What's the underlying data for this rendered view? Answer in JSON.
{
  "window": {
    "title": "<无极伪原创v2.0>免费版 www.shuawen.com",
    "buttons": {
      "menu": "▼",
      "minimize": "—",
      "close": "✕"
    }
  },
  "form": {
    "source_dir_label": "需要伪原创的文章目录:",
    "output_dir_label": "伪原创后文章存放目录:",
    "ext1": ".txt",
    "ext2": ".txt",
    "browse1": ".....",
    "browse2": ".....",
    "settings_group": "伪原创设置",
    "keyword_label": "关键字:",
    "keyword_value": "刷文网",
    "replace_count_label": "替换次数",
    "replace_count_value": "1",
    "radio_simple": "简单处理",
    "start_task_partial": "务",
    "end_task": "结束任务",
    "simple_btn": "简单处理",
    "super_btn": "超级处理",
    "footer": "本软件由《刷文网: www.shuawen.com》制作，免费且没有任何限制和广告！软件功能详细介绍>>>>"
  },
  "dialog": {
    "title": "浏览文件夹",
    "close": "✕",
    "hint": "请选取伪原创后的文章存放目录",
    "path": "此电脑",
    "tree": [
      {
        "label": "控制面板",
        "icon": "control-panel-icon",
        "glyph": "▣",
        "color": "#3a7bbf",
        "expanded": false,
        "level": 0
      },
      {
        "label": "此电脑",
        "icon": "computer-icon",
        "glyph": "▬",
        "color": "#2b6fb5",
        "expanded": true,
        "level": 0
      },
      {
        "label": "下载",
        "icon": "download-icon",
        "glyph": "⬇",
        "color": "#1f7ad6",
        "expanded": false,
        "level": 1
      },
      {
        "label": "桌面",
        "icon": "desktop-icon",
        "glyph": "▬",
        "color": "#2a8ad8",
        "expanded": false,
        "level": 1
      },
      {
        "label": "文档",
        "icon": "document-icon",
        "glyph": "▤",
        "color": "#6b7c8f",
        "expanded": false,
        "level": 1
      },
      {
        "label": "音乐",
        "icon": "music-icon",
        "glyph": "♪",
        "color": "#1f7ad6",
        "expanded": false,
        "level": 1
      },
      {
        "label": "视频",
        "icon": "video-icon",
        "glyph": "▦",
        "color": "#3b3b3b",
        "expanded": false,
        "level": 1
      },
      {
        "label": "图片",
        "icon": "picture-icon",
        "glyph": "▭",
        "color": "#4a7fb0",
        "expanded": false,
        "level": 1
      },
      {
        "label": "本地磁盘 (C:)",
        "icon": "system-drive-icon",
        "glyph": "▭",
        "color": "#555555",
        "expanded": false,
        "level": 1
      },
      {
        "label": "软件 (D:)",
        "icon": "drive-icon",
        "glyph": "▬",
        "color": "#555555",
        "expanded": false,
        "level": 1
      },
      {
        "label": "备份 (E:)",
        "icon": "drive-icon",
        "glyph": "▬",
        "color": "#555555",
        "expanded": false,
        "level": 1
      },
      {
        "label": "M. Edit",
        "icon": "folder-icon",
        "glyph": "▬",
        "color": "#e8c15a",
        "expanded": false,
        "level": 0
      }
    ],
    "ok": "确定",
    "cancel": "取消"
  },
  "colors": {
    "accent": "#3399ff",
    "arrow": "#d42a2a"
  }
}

+++

| Instructions for the task |
Repeat all the entries exactly as given.

| Solved exercise |
What's the underlying data for this rendered view? Answer in JSON.
{
  "window": {
    "title": "<无极伪原创v2.0>免费版 www.shuawen.com",
    "buttons": {
      "menu": "▼",
      "minimize": "—",
      "close": "✕"
    }
  },
  "form": {
    "source_dir_label": "需要伪原创的文章目录:",
    "output_dir_label": "伪原创后文章存放目录:",
    "ext1": ".txt",
    "ext2": ".txt",
    "browse1": ".....",
    "browse2": ".....",
    "settings_group": "伪原创设置",
    "keyword_label": "关键字:",
    "keyword_value": "刷文网",
    "replace_count_label": "替换次数",
    "replace_count_value": "1",
    "radio_simple": "简单处理",
    "start_task_partial": "务",
    "end_task": "结束任务",
    "simple_btn": "简单处理",
    "super_btn": "超级处理",
    "footer": "本软件由《刷文网: www.shuawen.com》制作，免费且没有任何限制和广告！软件功能详细介绍>>>>"
  },
  "dialog": {
    "title": "浏览文件夹",
    "close": "✕",
    "hint": "请选取伪原创后的文章存放目录",
    "path": "此电脑",
    "tree": [
      {
        "label": "控制面板",
        "icon": "control-panel-icon",
        "glyph": "▣",
        "color": "#3a7bbf",
        "expanded": false,
        "level": 0
      },
      {
        "label": "此电脑",
        "icon": "computer-icon",
        "glyph": "▬",
        "color": "#2b6fb5",
        "expanded": true,
        "level": 0
      },
      {
        "label": "下载",
        "icon": "download-icon",
        "glyph": "⬇",
        "color": "#1f7ad6",
        "expanded": false,
        "level": 1
      },
      {
        "label": "桌面",
        "icon": "desktop-icon",
        "glyph": "▬",
        "color": "#2a8ad8",
        "expanded": false,
        "level": 1
      },
      {
        "label": "文档",
        "icon": "document-icon",
        "glyph": "▤",
        "color": "#6b7c8f",
        "expanded": false,
        "level": 1
      },
      {
        "label": "音乐",
        "icon": "music-icon",
        "glyph": "♪",
        "color": "#1f7ad6",
        "expanded": false,
        "level": 1
      },
      {
        "label": "视频",
        "icon": "video-icon",
        "glyph": "▦",
        "color": "#3b3b3b",
        "expanded": false,
        "level": 1
      },
      {
        "label": "图片",
        "icon": "picture-icon",
        "glyph": "▭",
        "color": "#4a7fb0",
        "expanded": false,
        "level": 1
      },
      {
        "label": "本地磁盘 (C:)",
        "icon": "system-drive-icon",
        "glyph": "▭",
        "color": "#555555",
        "expanded": false,
        "level": 1
      },
      {
        "label": "软件 (D:)",
        "icon": "drive-icon",
        "glyph": "▬",
        "color": "#555555",
        "expanded": false,
        "level": 1
      },
      {
        "label": "备份 (E:)",
        "icon": "drive-icon",
        "glyph": "▬",
        "color": "#555555",
        "expanded": false,
        "level": 1
      },
      {
        "label": "M. Edit",
        "icon": "folder-icon",
        "glyph": "▬",
        "color": "#e8c15a",
        "expanded": false,
        "level": 0
      }
    ],
    "ok": "确定",
    "cancel": "取消"
  },
  "colors": {
    "accent": "#3399ff",
    "arrow": "#d42a2a"
  }
}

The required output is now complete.